Assignment => Print the listing in full, keeping every line exactly as it is.

Information =>
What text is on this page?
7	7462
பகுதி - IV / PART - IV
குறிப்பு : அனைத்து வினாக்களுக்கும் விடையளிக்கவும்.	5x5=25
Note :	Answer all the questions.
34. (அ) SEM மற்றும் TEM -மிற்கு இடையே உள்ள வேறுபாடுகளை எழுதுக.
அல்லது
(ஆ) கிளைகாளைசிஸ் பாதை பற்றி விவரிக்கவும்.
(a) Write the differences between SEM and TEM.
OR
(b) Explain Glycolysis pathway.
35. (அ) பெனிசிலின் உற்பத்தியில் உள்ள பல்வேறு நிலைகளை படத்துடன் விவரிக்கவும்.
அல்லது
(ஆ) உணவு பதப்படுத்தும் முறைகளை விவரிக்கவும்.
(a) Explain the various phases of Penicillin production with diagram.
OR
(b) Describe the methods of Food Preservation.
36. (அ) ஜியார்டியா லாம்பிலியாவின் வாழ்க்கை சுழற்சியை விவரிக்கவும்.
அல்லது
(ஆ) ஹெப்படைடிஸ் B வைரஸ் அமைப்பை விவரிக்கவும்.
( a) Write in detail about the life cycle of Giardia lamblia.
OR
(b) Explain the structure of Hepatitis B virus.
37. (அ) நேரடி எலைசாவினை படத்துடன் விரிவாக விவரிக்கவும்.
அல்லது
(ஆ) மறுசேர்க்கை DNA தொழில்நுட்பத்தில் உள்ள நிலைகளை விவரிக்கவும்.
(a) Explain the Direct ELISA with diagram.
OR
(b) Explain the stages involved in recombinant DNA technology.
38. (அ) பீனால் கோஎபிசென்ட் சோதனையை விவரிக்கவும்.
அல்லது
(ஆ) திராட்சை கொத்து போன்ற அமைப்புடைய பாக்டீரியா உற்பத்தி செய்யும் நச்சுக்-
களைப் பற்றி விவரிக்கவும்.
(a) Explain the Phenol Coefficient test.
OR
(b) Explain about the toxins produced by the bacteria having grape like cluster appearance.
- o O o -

Written response =>
What text is on this page?
7	7462
பகுதி - IV / PART - IV
குறிப்பு : அனைத்து வினாக்களுக்கும் விடையளிக்கவும்.	5x5=25
Note :	Answer all the questions.
34. (அ) SEM மற்றும் TEM -மிற்கு இடையே உள்ள வேறுபாடுகளை எழுதுக.
அல்லது
(ஆ) கிளைகாளைசிஸ் பாதை பற்றி விவரிக்கவும்.
(a) Write the differences between SEM and TEM.
OR
(b) Explain Glycolysis pathway.
35. (அ) பெனிசிலின் உற்பத்தியில் உள்ள பல்வேறு நிலைகளை படத்துடன் விவரிக்கவும்.
அல்லது
(ஆ) உணவு பதப்படுத்தும் முறைகளை விவரிக்கவும்.
(a) Explain the various phases of Penicillin production with diagram.
OR
(b) Describe the methods of Food Preservation.
36. (அ) ஜியார்டியா லாம்பிலியாவின் வாழ்க்கை சுழற்சியை விவரிக்கவும்.
அல்லது
(ஆ) ஹெப்படைடிஸ் B வைரஸ் அமைப்பை விவரிக்கவும்.
( a) Write in detail about the life cycle of Giardia lamblia.
OR
(b) Explain the structure of Hepatitis B virus.
37. (அ) நேரடி எலைசாவினை படத்துடன் விரிவாக விவரிக்கவும்.
அல்லது
(ஆ) மறுசேர்க்கை DNA தொழில்நுட்பத்தில் உள்ள நிலைகளை விவரிக்கவும்.
(a) Explain the Direct ELISA with diagram.
OR
(b) Explain the stages involved in recombinant DNA technology.
38. (அ) பீனால் கோஎபிசென்ட் சோதனையை விவரிக்கவும்.
அல்லது
(ஆ) திராட்சை கொத்து போன்ற அமைப்புடைய பாக்டீரியா உற்பத்தி செய்யும் நச்சுக்-
களைப் பற்றி விவரிக்கவும்.
(a) Explain the Phenol Coefficient test.
OR
(b) Explain about the toxins produced by the bacteria having grape like cluster appearance.
- o O o -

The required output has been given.